▶ Given task
Repeat each record exactly as written, and drop any images.

▶ Items from a dataset
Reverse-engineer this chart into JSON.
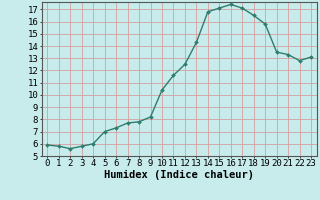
{
  "x": [
    0,
    1,
    2,
    3,
    4,
    5,
    6,
    7,
    8,
    9,
    10,
    11,
    12,
    13,
    14,
    15,
    16,
    17,
    18,
    19,
    20,
    21,
    22,
    23
  ],
  "y": [
    5.9,
    5.8,
    5.6,
    5.8,
    6.0,
    7.0,
    7.3,
    7.7,
    7.8,
    8.2,
    10.4,
    11.6,
    12.5,
    14.3,
    16.8,
    17.1,
    17.4,
    17.1,
    16.5,
    15.8,
    13.5,
    13.3,
    12.8,
    13.1
  ],
  "line_color": "#2e7d6e",
  "marker_color": "#2e7d6e",
  "bg_color": "#c8ecec",
  "grid_color": "#d4a0a0",
  "xlabel": "Humidex (Indice chaleur)",
  "ylabel_ticks": [
    5,
    6,
    7,
    8,
    9,
    10,
    11,
    12,
    13,
    14,
    15,
    16,
    17
  ],
  "xlim": [
    -0.5,
    23.5
  ],
  "ylim": [
    5,
    17.6
  ],
  "xtick_labels": [
    "0",
    "1",
    "2",
    "3",
    "4",
    "5",
    "6",
    "7",
    "8",
    "9",
    "10",
    "11",
    "12",
    "13",
    "14",
    "15",
    "16",
    "17",
    "18",
    "19",
    "20",
    "21",
    "22",
    "23"
  ],
  "font_size_xlabel": 7.5,
  "font_size_ticks": 6.5
}
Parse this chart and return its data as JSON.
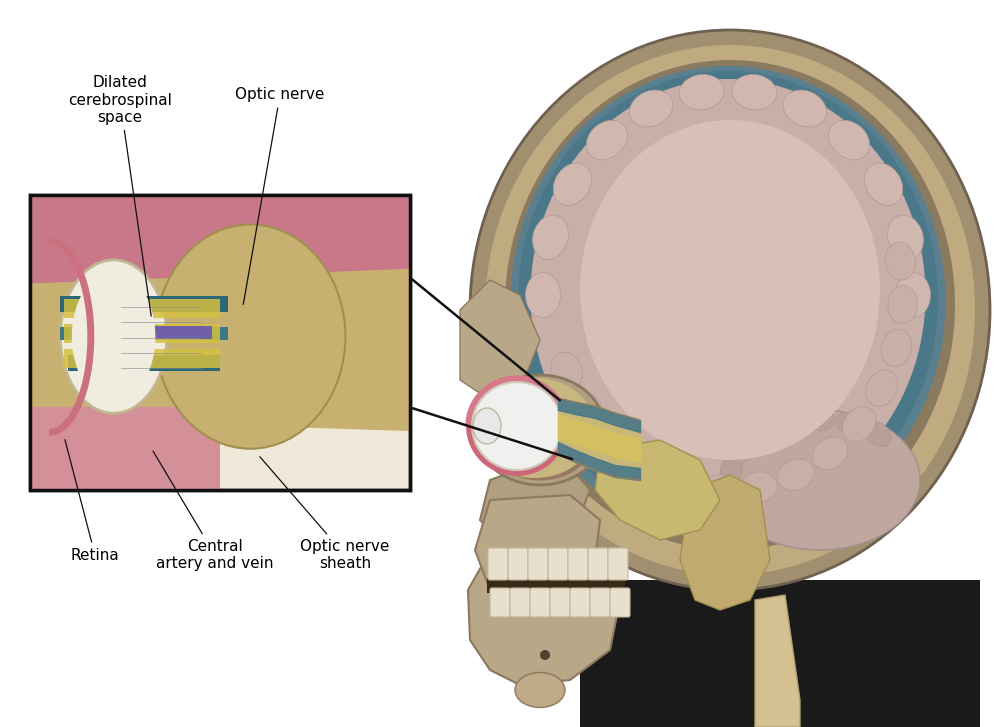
{
  "background_color": "#ffffff",
  "labels": {
    "dilated_csf": "Dilated\ncerebrospinal\nspace",
    "optic_nerve": "Optic nerve",
    "retina": "Retina",
    "central_artery": "Central\nartery and vein",
    "optic_nerve_sheath": "Optic nerve\nsheath"
  },
  "font_size": 11,
  "font_family": "DejaVu Sans"
}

▶ The result
Reverse-engineer this chart into JSON.
{
  "x": [
    0,
    1,
    2,
    3,
    4,
    5,
    6,
    7,
    8,
    9,
    10,
    11,
    12,
    13,
    14,
    15,
    16,
    17,
    18,
    19,
    20,
    21,
    22,
    23
  ],
  "y": [
    5.9,
    5.8,
    5.6,
    5.8,
    6.0,
    7.0,
    7.3,
    7.7,
    7.8,
    8.2,
    10.4,
    11.6,
    12.5,
    14.3,
    16.8,
    17.1,
    17.4,
    17.1,
    16.5,
    15.8,
    13.5,
    13.3,
    12.8,
    13.1
  ],
  "line_color": "#2e7d6e",
  "marker_color": "#2e7d6e",
  "bg_color": "#c8ecec",
  "grid_color": "#d4a0a0",
  "xlabel": "Humidex (Indice chaleur)",
  "ylabel_ticks": [
    5,
    6,
    7,
    8,
    9,
    10,
    11,
    12,
    13,
    14,
    15,
    16,
    17
  ],
  "xlim": [
    -0.5,
    23.5
  ],
  "ylim": [
    5,
    17.6
  ],
  "xtick_labels": [
    "0",
    "1",
    "2",
    "3",
    "4",
    "5",
    "6",
    "7",
    "8",
    "9",
    "10",
    "11",
    "12",
    "13",
    "14",
    "15",
    "16",
    "17",
    "18",
    "19",
    "20",
    "21",
    "22",
    "23"
  ],
  "font_size_xlabel": 7.5,
  "font_size_ticks": 6.5
}
Parse this chart and return its data as JSON.
{
  "background_color": "#ffffff",
  "labels": {
    "dilated_csf": "Dilated\ncerebrospinal\nspace",
    "optic_nerve": "Optic nerve",
    "retina": "Retina",
    "central_artery": "Central\nartery and vein",
    "optic_nerve_sheath": "Optic nerve\nsheath"
  },
  "font_size": 11,
  "font_family": "DejaVu Sans"
}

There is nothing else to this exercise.